*Exercise requirements*
Retype every one of the following lines precisely, with no changes.

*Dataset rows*
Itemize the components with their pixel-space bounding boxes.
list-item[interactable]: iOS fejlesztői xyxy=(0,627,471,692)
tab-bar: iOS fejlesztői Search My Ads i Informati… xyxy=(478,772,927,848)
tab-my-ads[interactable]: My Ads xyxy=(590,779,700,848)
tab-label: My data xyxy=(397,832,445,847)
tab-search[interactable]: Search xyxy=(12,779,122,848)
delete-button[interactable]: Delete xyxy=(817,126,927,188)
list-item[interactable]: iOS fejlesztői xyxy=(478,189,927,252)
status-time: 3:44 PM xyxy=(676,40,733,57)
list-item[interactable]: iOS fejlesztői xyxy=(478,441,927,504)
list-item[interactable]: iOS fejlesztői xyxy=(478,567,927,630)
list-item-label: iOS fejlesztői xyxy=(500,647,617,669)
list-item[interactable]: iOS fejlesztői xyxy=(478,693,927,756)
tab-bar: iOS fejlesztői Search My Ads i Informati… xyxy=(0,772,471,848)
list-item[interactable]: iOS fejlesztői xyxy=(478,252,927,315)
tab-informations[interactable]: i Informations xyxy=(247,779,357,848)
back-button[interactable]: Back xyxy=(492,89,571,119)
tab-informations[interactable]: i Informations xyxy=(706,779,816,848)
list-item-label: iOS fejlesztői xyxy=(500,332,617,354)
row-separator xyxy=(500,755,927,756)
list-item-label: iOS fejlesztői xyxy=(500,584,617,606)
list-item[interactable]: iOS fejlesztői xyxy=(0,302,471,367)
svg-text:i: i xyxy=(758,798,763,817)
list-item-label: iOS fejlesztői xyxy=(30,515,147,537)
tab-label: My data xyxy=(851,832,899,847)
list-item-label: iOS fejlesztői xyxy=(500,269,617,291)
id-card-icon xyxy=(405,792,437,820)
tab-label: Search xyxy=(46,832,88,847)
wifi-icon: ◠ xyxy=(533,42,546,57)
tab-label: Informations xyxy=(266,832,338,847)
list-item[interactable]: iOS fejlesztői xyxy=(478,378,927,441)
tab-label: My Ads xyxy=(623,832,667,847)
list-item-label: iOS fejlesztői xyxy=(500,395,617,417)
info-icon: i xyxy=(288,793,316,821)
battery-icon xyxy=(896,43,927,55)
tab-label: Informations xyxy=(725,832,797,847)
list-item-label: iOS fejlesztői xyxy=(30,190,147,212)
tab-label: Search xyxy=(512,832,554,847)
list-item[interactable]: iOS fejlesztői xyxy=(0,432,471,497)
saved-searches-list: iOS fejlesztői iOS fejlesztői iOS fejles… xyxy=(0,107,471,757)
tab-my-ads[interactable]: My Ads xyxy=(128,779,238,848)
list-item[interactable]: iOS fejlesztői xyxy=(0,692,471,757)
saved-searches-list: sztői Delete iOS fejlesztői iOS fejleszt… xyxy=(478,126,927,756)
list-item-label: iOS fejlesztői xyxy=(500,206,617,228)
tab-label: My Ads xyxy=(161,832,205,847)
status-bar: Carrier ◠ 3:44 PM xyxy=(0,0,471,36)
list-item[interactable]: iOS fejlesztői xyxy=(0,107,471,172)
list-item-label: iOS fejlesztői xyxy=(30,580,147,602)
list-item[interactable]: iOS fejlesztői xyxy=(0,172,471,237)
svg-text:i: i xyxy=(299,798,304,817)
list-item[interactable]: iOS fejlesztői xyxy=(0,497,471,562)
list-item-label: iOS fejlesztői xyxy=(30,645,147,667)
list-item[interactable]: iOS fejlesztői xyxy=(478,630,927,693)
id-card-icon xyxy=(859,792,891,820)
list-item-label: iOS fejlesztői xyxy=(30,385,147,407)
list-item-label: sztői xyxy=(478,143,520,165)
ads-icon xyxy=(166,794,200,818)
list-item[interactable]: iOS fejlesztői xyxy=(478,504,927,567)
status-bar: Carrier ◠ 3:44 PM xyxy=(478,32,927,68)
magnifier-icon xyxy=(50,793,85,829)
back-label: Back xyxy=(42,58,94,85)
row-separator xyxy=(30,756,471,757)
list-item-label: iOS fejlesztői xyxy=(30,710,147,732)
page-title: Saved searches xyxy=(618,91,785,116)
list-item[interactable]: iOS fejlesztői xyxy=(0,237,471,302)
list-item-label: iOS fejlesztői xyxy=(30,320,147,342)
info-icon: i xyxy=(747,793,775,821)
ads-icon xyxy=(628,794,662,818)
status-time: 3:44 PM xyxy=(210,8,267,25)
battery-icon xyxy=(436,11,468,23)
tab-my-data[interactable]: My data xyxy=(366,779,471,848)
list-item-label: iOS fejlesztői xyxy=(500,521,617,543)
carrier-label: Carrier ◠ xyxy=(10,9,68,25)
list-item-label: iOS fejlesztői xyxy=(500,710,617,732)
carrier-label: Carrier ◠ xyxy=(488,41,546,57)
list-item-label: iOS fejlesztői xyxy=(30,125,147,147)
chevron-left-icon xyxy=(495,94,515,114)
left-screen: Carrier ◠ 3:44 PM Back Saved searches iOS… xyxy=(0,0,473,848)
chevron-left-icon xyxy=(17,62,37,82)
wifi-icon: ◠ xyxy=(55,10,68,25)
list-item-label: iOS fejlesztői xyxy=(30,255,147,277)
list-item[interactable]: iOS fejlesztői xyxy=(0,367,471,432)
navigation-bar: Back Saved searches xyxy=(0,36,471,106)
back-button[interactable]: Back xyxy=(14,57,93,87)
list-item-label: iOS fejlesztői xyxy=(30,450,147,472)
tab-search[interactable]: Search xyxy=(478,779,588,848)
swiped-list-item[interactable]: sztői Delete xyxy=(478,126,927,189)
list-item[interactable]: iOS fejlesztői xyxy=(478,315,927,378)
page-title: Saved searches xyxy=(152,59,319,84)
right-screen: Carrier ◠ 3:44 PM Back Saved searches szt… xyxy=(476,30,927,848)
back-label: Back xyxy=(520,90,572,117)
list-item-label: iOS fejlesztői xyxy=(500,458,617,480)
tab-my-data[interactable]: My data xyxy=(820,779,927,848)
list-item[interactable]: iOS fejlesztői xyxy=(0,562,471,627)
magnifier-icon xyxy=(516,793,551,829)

*Response to the task*
Itemize the components with their pixel-space bounding boxes.
list-item[interactable]: iOS fejlesztői xyxy=(0,627,471,692)
tab-bar: iOS fejlesztői Search My Ads i Informati… xyxy=(478,772,927,848)
tab-my-ads[interactable]: My Ads xyxy=(590,779,700,848)
tab-label: My data xyxy=(397,832,445,847)
tab-search[interactable]: Search xyxy=(12,779,122,848)
delete-button[interactable]: Delete xyxy=(817,126,927,188)
list-item[interactable]: iOS fejlesztői xyxy=(478,189,927,252)
status-time: 3:44 PM xyxy=(676,40,733,57)
list-item[interactable]: iOS fejlesztői xyxy=(478,441,927,504)
list-item[interactable]: iOS fejlesztői xyxy=(478,567,927,630)
list-item-label: iOS fejlesztői xyxy=(500,647,617,669)
list-item[interactable]: iOS fejlesztői xyxy=(478,693,927,756)
tab-bar: iOS fejlesztői Search My Ads i Informati… xyxy=(0,772,471,848)
list-item[interactable]: iOS fejlesztői xyxy=(478,252,927,315)
tab-informations[interactable]: i Informations xyxy=(247,779,357,848)
back-button[interactable]: Back xyxy=(492,89,571,119)
tab-informations[interactable]: i Informations xyxy=(706,779,816,848)
list-item-label: iOS fejlesztői xyxy=(500,332,617,354)
row-separator xyxy=(500,755,927,756)
list-item-label: iOS fejlesztői xyxy=(500,584,617,606)
list-item[interactable]: iOS fejlesztői xyxy=(0,302,471,367)
svg-text:i: i xyxy=(758,798,763,817)
list-item-label: iOS fejlesztői xyxy=(30,515,147,537)
tab-label: My data xyxy=(851,832,899,847)
list-item-label: iOS fejlesztői xyxy=(500,269,617,291)
id-card-icon xyxy=(405,792,437,820)
tab-label: Search xyxy=(46,832,88,847)
wifi-icon: ◠ xyxy=(533,42,546,57)
tab-label: Informations xyxy=(266,832,338,847)
list-item[interactable]: iOS fejlesztői xyxy=(478,378,927,441)
tab-label: My Ads xyxy=(623,832,667,847)
list-item-label: iOS fejlesztői xyxy=(500,395,617,417)
info-icon: i xyxy=(288,793,316,821)
battery-icon xyxy=(896,43,927,55)
tab-label: Informations xyxy=(725,832,797,847)
list-item-label: iOS fejlesztői xyxy=(30,190,147,212)
tab-label: Search xyxy=(512,832,554,847)
list-item[interactable]: iOS fejlesztői xyxy=(0,432,471,497)
saved-searches-list: iOS fejlesztői iOS fejlesztői iOS fejles… xyxy=(0,107,471,757)
tab-my-ads[interactable]: My Ads xyxy=(128,779,238,848)
list-item[interactable]: iOS fejlesztői xyxy=(0,692,471,757)
saved-searches-list: sztői Delete iOS fejlesztői iOS fejleszt… xyxy=(478,126,927,756)
list-item-label: iOS fejlesztői xyxy=(500,206,617,228)
tab-label: My Ads xyxy=(161,832,205,847)
status-bar: Carrier ◠ 3:44 PM xyxy=(0,0,471,36)
list-item[interactable]: iOS fejlesztői xyxy=(0,107,471,172)
list-item-label: iOS fejlesztői xyxy=(30,580,147,602)
list-item[interactable]: iOS fejlesztői xyxy=(0,172,471,237)
svg-text:i: i xyxy=(299,798,304,817)
list-item[interactable]: iOS fejlesztői xyxy=(0,497,471,562)
list-item-label: iOS fejlesztői xyxy=(30,645,147,667)
list-item[interactable]: iOS fejlesztői xyxy=(478,630,927,693)
id-card-icon xyxy=(859,792,891,820)
list-item-label: iOS fejlesztői xyxy=(30,385,147,407)
list-item-label: sztői xyxy=(478,143,520,165)
ads-icon xyxy=(166,794,200,818)
list-item[interactable]: iOS fejlesztői xyxy=(478,504,927,567)
status-bar: Carrier ◠ 3:44 PM xyxy=(478,32,927,68)
magnifier-icon xyxy=(50,793,85,829)
back-label: Back xyxy=(42,58,94,85)
row-separator xyxy=(30,756,471,757)
list-item-label: iOS fejlesztői xyxy=(30,710,147,732)
page-title: Saved searches xyxy=(618,91,785,116)
list-item[interactable]: iOS fejlesztői xyxy=(0,237,471,302)
list-item-label: iOS fejlesztői xyxy=(30,320,147,342)
info-icon: i xyxy=(747,793,775,821)
ads-icon xyxy=(628,794,662,818)
status-time: 3:44 PM xyxy=(210,8,267,25)
battery-icon xyxy=(436,11,468,23)
tab-my-data[interactable]: My data xyxy=(366,779,471,848)
list-item-label: iOS fejlesztői xyxy=(500,521,617,543)
carrier-label: Carrier ◠ xyxy=(10,9,68,25)
list-item-label: iOS fejlesztői xyxy=(500,710,617,732)
carrier-label: Carrier ◠ xyxy=(488,41,546,57)
list-item-label: iOS fejlesztői xyxy=(30,125,147,147)
chevron-left-icon xyxy=(495,94,515,114)
left-screen: Carrier ◠ 3:44 PM Back Saved searches iOS… xyxy=(0,0,473,848)
chevron-left-icon xyxy=(17,62,37,82)
wifi-icon: ◠ xyxy=(55,10,68,25)
list-item-label: iOS fejlesztői xyxy=(30,255,147,277)
list-item[interactable]: iOS fejlesztői xyxy=(0,367,471,432)
navigation-bar: Back Saved searches xyxy=(0,36,471,106)
back-button[interactable]: Back xyxy=(14,57,93,87)
list-item-label: iOS fejlesztői xyxy=(30,450,147,472)
tab-search[interactable]: Search xyxy=(478,779,588,848)
swiped-list-item[interactable]: sztői Delete xyxy=(478,126,927,189)
list-item[interactable]: iOS fejlesztői xyxy=(478,315,927,378)
page-title: Saved searches xyxy=(152,59,319,84)
right-screen: Carrier ◠ 3:44 PM Back Saved searches szt… xyxy=(476,30,927,848)
back-label: Back xyxy=(520,90,572,117)
list-item-label: iOS fejlesztői xyxy=(500,458,617,480)
tab-my-data[interactable]: My data xyxy=(820,779,927,848)
list-item[interactable]: iOS fejlesztői xyxy=(0,562,471,627)
magnifier-icon xyxy=(516,793,551,829)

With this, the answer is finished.